── Provided information

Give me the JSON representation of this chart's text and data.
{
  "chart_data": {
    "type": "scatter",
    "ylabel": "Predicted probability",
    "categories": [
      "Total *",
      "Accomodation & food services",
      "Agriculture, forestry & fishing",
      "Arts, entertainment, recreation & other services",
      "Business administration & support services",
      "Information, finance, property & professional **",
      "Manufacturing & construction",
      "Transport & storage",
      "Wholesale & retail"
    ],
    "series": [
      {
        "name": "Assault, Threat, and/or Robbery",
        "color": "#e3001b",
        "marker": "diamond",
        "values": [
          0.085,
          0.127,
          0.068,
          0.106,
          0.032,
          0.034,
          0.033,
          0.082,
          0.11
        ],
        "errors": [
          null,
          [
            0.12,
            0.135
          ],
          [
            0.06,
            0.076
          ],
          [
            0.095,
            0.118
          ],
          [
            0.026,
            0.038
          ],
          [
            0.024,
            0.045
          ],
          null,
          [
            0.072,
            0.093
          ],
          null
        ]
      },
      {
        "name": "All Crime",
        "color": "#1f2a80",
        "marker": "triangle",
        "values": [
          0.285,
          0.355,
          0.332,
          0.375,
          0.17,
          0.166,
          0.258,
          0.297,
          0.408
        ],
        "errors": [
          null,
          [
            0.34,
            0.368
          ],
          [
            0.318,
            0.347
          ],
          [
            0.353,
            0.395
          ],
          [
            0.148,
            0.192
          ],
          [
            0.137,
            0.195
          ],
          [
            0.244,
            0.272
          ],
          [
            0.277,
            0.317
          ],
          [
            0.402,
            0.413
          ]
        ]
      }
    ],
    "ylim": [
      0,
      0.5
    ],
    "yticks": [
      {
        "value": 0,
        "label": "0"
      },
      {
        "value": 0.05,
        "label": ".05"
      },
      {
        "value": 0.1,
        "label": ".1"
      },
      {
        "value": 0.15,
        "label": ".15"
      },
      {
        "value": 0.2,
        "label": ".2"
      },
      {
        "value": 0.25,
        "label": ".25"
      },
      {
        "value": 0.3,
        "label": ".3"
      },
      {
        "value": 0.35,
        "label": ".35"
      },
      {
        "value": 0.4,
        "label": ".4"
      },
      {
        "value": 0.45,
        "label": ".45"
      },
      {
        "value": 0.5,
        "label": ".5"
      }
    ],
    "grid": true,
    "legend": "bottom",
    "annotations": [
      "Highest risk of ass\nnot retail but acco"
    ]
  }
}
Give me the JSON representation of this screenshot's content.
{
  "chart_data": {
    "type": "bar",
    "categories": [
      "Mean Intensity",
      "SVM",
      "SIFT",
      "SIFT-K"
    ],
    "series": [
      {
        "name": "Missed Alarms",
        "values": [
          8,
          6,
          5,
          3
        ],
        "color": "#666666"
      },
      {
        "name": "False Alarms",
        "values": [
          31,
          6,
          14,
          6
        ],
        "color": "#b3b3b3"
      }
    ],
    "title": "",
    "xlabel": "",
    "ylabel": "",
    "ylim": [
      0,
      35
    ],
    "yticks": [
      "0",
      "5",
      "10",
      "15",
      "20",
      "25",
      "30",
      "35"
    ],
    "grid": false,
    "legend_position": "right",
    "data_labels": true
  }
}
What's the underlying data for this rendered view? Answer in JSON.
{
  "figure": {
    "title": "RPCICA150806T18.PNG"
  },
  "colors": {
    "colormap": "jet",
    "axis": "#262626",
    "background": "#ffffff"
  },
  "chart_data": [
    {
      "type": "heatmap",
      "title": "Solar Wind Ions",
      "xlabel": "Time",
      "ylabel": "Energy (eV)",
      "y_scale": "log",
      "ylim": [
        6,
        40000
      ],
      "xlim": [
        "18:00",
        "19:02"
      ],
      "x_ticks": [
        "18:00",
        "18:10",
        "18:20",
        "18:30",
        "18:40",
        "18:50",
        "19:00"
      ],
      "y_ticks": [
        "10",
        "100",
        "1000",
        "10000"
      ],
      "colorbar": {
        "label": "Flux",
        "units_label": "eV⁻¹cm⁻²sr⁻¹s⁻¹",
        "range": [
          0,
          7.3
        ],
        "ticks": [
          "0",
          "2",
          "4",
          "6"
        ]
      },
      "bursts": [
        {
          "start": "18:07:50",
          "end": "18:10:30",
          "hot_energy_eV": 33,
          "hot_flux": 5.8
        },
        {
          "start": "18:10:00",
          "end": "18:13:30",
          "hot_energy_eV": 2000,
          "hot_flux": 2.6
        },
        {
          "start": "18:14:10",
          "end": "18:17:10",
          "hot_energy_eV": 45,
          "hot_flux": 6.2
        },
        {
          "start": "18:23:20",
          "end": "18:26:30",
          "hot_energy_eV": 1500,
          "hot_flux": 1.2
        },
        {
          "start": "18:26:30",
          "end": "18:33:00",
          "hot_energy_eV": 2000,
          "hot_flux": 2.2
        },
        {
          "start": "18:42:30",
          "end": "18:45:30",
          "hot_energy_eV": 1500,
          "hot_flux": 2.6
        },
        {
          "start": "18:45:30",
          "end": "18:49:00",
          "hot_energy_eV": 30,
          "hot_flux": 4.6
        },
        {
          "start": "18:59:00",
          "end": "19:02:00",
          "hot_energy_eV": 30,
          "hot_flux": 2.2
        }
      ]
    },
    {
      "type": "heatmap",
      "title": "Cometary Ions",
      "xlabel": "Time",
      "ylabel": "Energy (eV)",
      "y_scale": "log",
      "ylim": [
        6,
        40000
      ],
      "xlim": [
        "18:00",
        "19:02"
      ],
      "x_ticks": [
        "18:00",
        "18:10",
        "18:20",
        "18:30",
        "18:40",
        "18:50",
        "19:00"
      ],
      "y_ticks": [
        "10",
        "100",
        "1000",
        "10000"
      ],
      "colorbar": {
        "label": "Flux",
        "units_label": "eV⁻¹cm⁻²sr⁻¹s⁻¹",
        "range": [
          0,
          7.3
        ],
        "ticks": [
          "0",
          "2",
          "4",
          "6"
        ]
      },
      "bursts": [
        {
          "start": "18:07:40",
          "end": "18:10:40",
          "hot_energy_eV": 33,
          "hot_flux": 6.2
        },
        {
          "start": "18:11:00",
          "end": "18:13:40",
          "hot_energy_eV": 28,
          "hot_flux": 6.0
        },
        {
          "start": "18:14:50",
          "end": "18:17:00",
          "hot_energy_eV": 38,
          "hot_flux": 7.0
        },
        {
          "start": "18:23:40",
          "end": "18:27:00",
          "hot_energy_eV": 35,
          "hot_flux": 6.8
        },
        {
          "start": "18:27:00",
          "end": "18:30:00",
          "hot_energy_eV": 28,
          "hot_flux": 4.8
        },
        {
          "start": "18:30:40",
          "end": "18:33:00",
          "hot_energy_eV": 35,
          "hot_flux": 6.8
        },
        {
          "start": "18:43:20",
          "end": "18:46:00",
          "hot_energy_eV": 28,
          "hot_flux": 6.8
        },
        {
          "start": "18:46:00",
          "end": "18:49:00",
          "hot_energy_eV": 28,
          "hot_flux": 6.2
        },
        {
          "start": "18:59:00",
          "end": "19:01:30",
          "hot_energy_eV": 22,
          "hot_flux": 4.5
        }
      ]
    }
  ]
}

────

#### [Brief]
Using the records above, gather all lines where the string "retail" is present.

#### [Exercise output]
      "Wholesale & retail"
      "Highest risk of ass\nnot retail but acco"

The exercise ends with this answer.